> EXERCISE DIRECTIONS
Which lines include the word "JSON"? Copy each of them.
######
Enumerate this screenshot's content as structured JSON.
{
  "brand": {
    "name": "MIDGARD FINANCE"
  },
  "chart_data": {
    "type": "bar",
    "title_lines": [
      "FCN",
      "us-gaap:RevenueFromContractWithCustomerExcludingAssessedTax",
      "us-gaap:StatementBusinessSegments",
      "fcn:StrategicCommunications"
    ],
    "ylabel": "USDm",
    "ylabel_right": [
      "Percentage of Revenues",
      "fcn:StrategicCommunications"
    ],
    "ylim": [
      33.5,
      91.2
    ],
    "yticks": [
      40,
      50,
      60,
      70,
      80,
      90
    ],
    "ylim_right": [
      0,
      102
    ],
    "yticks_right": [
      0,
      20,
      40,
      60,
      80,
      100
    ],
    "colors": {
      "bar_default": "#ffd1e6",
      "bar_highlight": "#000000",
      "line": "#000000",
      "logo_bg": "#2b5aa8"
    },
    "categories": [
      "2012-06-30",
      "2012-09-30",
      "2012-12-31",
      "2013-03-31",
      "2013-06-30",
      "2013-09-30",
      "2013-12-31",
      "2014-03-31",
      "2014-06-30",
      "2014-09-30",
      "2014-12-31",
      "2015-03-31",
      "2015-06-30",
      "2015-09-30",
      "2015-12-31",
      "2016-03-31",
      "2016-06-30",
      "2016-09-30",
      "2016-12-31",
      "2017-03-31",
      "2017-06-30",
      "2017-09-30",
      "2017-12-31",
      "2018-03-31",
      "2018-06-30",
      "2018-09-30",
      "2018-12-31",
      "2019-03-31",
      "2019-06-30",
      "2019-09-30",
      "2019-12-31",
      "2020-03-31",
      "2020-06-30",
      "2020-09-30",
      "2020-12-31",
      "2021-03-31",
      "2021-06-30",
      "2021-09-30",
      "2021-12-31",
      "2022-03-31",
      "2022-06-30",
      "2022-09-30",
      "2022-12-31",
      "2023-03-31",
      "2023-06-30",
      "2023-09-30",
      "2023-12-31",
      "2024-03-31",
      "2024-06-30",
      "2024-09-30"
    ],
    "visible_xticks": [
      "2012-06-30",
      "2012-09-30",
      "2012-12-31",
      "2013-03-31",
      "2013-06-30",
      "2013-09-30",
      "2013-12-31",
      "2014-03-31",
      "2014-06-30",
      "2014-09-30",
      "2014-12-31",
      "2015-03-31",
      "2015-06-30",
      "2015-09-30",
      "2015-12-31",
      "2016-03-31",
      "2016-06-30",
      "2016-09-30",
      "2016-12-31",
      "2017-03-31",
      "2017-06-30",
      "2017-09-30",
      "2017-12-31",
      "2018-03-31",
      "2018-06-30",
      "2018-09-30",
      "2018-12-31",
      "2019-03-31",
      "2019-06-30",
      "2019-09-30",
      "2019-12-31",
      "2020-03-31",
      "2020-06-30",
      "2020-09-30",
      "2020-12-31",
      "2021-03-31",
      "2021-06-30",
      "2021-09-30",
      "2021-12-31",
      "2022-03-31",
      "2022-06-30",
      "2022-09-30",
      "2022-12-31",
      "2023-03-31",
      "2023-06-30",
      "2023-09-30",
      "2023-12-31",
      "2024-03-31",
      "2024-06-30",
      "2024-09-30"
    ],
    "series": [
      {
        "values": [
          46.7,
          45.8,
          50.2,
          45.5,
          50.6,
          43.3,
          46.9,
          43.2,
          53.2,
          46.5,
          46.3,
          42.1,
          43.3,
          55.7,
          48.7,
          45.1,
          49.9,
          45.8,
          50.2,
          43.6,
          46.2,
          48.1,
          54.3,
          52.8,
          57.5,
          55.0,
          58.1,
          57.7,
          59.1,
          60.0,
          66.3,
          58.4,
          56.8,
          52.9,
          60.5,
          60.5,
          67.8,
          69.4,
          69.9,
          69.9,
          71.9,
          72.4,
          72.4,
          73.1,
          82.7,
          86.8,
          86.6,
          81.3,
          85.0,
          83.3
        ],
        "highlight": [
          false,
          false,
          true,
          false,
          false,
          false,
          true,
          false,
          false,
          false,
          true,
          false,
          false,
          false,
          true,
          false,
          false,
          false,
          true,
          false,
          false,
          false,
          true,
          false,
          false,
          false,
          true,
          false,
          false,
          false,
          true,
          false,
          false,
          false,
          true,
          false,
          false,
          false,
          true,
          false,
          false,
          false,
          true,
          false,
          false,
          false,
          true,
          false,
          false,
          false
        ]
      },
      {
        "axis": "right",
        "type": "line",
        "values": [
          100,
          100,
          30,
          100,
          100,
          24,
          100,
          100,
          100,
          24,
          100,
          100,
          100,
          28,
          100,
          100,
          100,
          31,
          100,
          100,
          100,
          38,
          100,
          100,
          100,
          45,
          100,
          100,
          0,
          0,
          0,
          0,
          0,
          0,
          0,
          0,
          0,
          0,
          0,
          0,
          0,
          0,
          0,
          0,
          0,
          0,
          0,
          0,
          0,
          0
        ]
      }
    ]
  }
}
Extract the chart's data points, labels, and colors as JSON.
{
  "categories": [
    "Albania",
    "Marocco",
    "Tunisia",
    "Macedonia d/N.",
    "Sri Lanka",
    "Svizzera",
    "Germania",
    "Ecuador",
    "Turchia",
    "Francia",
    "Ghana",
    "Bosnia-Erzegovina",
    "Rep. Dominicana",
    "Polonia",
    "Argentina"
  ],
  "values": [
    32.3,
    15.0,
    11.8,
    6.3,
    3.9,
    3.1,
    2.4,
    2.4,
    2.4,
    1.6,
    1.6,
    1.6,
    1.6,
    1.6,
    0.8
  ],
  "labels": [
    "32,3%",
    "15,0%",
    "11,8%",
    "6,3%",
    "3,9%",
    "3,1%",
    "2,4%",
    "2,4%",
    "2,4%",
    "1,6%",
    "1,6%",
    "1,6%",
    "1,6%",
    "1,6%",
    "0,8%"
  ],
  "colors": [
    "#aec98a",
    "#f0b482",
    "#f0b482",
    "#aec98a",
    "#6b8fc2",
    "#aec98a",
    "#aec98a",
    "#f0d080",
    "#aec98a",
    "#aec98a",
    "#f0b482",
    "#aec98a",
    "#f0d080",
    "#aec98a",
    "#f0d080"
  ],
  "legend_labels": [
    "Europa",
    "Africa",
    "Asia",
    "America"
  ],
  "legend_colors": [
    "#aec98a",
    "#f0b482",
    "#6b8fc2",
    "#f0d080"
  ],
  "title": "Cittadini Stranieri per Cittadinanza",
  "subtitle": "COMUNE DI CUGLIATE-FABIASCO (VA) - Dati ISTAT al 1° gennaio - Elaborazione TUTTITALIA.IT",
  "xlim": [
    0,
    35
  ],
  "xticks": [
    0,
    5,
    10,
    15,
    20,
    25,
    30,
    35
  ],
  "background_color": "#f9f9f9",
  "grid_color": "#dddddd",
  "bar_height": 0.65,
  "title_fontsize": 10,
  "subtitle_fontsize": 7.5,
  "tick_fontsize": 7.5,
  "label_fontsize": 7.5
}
######
> EXERCISE SOLUTION
Enumerate this screenshot's content as structured JSON.
Extract the chart's data points, labels, and colors as JSON.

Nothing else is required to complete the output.